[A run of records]
● ● ● ● ●
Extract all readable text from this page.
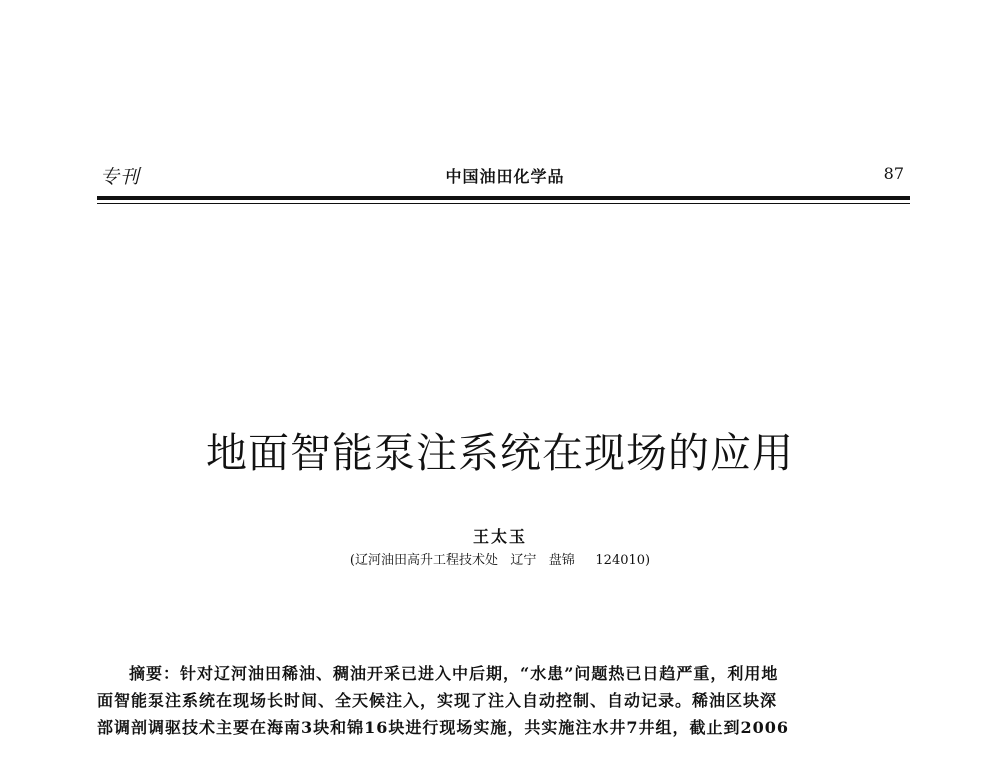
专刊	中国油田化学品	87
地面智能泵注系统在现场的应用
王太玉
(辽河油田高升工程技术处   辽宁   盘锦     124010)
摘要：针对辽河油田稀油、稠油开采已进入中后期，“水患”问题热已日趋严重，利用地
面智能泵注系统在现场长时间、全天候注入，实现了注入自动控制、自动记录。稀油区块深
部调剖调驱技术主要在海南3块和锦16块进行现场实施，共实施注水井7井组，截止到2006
● ● ● ● ●
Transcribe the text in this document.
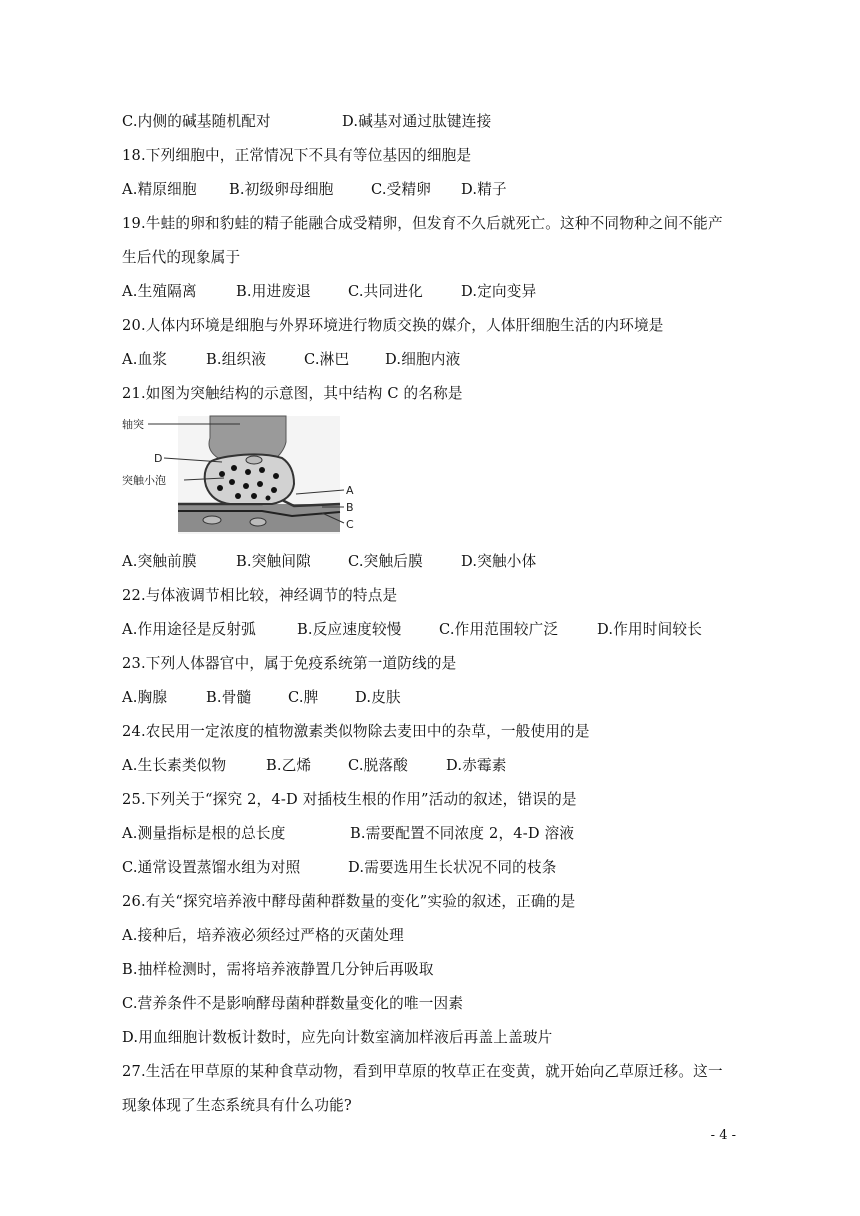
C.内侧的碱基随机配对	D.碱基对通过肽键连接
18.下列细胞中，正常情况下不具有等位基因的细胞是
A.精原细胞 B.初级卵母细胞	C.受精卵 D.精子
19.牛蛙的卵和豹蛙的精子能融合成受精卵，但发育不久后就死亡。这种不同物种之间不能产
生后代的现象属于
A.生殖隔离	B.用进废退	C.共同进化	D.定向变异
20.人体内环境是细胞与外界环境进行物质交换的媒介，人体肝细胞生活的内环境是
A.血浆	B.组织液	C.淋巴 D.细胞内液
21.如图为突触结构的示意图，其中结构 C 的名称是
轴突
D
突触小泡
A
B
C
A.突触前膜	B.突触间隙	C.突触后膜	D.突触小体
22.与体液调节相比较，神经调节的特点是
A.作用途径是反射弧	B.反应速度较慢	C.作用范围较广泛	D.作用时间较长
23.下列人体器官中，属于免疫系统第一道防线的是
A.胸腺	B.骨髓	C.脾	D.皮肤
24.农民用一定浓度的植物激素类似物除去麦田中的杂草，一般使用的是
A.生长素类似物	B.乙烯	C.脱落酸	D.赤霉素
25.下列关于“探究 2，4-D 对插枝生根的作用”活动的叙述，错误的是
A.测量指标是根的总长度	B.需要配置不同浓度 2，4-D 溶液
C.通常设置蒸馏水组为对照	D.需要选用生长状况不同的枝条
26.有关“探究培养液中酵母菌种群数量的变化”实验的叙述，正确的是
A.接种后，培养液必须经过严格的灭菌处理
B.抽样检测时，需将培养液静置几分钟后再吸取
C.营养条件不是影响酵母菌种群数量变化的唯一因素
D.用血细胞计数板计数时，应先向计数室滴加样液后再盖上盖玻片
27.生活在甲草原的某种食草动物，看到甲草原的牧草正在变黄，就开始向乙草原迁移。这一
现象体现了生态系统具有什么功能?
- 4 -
● ● ● ● ●
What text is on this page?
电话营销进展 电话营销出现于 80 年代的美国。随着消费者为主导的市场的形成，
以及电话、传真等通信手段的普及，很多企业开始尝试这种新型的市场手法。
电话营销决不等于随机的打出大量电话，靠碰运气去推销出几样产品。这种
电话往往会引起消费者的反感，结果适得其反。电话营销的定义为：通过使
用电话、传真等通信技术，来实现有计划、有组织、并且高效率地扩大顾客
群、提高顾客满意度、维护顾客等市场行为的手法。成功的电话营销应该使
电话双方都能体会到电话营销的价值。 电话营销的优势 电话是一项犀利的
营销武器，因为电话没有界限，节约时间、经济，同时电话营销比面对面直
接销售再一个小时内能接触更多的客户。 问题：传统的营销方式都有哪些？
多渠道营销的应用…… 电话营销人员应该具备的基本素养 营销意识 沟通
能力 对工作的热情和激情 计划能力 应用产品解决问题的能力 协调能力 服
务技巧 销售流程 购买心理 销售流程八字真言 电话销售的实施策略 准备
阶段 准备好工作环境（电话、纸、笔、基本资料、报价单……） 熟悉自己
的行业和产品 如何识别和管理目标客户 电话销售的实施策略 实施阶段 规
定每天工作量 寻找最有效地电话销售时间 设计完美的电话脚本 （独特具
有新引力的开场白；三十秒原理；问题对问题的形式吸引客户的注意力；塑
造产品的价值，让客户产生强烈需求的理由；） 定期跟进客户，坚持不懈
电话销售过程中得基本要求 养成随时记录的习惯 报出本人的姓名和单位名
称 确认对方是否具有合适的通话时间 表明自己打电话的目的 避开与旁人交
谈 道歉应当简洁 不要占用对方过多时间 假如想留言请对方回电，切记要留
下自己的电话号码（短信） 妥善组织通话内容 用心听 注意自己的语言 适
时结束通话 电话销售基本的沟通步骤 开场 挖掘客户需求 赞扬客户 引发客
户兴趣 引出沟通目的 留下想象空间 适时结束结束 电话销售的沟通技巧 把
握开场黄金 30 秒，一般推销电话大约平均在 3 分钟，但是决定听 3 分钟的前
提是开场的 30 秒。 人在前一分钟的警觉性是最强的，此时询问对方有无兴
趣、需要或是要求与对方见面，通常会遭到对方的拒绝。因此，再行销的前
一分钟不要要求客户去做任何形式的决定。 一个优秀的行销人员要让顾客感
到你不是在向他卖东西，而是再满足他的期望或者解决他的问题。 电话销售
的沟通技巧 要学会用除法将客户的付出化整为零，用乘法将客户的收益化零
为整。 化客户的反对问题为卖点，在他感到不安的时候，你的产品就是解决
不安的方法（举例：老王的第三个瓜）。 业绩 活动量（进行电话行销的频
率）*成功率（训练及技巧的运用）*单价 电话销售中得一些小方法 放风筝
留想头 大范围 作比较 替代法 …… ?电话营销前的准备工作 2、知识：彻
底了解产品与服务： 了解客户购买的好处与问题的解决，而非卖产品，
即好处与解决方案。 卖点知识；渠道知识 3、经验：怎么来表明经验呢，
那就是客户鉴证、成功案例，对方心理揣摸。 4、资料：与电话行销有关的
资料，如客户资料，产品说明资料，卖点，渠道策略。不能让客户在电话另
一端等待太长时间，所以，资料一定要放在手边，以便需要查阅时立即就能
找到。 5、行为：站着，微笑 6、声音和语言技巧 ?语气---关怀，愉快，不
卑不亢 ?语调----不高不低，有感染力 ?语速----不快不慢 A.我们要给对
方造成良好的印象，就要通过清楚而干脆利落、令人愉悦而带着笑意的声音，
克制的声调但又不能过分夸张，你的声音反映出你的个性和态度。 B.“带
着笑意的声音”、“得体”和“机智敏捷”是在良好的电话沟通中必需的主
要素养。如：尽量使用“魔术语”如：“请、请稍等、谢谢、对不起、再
● ● ● ● ●
# The problem
Report how many lines of the listing hold the word "text", with nothing but the number.

# Written response
3